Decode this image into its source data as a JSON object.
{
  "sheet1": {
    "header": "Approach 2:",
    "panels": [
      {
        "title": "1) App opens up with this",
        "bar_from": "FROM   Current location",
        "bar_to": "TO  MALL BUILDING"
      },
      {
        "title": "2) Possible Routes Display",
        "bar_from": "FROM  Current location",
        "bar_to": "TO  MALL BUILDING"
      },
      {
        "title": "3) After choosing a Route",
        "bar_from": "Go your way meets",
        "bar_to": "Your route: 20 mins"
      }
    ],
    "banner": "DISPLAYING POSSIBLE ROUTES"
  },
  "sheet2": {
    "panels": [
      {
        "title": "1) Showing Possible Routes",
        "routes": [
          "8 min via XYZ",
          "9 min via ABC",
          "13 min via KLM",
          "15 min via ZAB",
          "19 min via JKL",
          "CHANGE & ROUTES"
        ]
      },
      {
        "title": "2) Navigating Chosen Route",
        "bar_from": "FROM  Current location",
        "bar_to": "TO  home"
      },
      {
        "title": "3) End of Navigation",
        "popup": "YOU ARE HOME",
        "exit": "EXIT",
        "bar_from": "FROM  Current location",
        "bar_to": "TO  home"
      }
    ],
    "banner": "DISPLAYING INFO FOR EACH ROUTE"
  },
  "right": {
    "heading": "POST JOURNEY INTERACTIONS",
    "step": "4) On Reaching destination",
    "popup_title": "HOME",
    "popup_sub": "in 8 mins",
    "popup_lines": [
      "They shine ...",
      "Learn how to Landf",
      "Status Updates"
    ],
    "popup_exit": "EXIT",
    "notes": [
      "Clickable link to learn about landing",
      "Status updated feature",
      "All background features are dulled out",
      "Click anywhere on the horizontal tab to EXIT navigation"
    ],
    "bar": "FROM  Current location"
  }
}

◇ ◇ ◇ ◇

TASK STATEMENT | Return each line in the records that holds the string "DISPLAYING".

EXPECTED ANSWER |
    "banner": "DISPLAYING POSSIBLE ROUTES"
    "banner": "DISPLAYING INFO FOR EACH ROUTE"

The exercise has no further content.